TASK GOAL
Find every line in the records below that contains the word "colors", and copy each such line.

PROVIDED RECORDS
◇ ◇ ◇ ◇

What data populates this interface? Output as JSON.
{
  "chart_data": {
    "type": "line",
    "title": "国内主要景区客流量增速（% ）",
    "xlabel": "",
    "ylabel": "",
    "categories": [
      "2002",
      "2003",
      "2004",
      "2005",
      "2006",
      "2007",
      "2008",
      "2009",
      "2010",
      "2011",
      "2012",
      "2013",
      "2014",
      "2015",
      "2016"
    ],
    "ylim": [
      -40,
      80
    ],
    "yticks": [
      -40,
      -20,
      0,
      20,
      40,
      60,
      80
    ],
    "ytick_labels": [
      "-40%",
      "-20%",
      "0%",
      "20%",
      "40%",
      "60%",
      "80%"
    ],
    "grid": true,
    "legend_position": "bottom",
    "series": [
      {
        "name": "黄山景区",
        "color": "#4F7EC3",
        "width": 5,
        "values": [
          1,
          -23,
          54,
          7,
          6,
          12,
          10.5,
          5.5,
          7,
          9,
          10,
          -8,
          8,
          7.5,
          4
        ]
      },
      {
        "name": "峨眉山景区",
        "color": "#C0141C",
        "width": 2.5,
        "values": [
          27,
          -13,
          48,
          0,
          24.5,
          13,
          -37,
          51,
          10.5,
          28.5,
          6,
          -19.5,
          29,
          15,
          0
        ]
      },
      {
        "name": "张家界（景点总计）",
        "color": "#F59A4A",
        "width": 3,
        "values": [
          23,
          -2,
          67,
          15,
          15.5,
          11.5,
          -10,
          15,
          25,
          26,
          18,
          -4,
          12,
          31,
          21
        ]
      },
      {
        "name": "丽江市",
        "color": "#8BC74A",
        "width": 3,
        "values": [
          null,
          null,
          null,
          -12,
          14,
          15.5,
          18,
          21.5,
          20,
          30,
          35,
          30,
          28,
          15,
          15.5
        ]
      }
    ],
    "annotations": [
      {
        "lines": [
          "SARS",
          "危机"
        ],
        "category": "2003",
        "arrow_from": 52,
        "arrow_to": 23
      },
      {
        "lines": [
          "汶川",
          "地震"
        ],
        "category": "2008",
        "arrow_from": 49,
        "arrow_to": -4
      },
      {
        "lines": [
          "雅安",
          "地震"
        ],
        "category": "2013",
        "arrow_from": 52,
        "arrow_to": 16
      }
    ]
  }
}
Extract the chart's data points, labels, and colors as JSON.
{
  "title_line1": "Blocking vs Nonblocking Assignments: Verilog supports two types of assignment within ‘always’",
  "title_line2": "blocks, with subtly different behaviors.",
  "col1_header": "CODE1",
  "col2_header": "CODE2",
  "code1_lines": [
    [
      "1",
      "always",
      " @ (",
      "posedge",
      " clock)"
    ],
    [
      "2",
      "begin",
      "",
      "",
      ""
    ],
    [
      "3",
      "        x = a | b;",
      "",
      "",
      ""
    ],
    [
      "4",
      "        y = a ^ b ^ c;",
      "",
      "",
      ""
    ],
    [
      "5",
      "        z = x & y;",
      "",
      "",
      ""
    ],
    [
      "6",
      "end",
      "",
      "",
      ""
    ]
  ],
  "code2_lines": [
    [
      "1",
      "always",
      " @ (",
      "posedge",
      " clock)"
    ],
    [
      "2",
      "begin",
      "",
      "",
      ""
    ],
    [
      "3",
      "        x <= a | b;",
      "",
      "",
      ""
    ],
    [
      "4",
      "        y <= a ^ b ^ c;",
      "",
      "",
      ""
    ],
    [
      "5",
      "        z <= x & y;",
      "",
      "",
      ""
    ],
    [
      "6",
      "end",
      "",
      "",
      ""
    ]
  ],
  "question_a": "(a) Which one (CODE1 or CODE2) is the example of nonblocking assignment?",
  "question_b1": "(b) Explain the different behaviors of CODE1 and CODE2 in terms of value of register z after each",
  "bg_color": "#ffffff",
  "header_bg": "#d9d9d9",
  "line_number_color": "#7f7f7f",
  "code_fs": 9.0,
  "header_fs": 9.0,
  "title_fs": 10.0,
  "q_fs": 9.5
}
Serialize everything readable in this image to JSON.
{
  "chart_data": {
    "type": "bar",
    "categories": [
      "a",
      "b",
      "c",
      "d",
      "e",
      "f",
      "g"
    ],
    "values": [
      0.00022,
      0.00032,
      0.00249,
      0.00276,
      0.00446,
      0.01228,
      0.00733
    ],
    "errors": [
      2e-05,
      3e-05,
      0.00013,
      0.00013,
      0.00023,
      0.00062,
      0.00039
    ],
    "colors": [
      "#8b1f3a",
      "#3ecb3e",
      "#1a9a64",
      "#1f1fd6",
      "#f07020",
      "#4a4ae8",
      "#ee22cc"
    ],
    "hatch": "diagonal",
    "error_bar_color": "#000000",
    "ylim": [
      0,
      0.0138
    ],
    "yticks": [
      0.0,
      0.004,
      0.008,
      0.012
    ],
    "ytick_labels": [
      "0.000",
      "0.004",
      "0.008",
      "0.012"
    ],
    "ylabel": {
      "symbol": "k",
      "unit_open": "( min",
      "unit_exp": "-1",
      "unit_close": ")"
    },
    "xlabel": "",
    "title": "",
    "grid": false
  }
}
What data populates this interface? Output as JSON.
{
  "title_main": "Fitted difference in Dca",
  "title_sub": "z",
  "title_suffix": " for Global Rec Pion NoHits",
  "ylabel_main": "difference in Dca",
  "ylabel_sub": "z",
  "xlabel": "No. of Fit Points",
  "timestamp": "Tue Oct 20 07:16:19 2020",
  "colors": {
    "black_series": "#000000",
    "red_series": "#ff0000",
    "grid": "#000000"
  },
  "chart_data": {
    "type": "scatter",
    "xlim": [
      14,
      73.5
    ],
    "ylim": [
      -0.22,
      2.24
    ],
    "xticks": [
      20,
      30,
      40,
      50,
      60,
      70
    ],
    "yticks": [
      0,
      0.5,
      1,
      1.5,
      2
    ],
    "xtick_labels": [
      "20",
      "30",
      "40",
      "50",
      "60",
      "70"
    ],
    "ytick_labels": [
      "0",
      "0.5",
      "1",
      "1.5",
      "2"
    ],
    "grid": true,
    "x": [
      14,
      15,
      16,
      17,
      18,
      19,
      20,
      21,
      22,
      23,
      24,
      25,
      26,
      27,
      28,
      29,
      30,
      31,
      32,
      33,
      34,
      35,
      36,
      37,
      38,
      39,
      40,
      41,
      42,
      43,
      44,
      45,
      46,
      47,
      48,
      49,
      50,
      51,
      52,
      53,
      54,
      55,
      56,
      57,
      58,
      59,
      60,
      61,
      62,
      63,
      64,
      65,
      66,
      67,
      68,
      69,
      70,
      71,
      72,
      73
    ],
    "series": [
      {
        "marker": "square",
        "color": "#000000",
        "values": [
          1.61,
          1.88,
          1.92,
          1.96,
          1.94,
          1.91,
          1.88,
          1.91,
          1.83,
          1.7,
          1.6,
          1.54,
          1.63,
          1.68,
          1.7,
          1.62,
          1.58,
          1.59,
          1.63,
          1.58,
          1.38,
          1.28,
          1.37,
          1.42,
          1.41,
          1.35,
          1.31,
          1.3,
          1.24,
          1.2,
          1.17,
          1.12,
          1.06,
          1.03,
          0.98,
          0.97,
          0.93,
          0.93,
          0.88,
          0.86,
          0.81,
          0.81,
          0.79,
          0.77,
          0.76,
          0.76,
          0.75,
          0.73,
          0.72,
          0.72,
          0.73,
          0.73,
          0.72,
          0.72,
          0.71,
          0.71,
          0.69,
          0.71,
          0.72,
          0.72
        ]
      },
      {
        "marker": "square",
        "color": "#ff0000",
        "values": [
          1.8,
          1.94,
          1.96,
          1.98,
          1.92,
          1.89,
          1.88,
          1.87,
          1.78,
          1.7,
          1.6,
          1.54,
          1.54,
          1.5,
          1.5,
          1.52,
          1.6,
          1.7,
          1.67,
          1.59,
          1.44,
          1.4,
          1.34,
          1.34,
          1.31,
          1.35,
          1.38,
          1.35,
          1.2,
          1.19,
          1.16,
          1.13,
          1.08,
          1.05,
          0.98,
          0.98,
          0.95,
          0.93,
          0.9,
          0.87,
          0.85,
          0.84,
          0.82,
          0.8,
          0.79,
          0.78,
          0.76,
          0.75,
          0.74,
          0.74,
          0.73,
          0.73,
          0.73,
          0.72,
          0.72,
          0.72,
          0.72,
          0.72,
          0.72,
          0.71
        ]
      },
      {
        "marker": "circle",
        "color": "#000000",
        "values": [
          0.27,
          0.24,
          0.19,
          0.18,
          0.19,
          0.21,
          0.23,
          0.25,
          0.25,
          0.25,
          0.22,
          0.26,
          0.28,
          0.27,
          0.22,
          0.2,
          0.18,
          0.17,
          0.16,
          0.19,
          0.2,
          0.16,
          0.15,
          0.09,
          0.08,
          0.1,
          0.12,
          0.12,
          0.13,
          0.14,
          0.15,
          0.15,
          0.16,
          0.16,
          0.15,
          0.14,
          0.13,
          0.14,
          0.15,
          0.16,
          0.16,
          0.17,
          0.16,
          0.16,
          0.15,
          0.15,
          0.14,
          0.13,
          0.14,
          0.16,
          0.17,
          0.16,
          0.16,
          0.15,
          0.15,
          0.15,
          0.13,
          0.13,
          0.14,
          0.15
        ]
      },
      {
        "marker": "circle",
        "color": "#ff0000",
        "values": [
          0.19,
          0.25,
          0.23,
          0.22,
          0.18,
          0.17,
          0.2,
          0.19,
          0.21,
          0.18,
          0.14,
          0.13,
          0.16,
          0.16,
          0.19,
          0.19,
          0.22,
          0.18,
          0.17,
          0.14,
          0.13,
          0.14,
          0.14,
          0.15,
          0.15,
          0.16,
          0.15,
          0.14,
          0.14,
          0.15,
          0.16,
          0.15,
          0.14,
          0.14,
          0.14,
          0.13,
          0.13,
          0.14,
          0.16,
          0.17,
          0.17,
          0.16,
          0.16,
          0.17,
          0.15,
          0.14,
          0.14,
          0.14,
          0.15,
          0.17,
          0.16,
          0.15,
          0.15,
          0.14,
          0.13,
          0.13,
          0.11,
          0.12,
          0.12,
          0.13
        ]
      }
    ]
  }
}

◇ ◇ ◇ ◇

TASK ANSWER
Extract the chart's data points, labels, and colors as JSON.
    "colors": [
  "colors": {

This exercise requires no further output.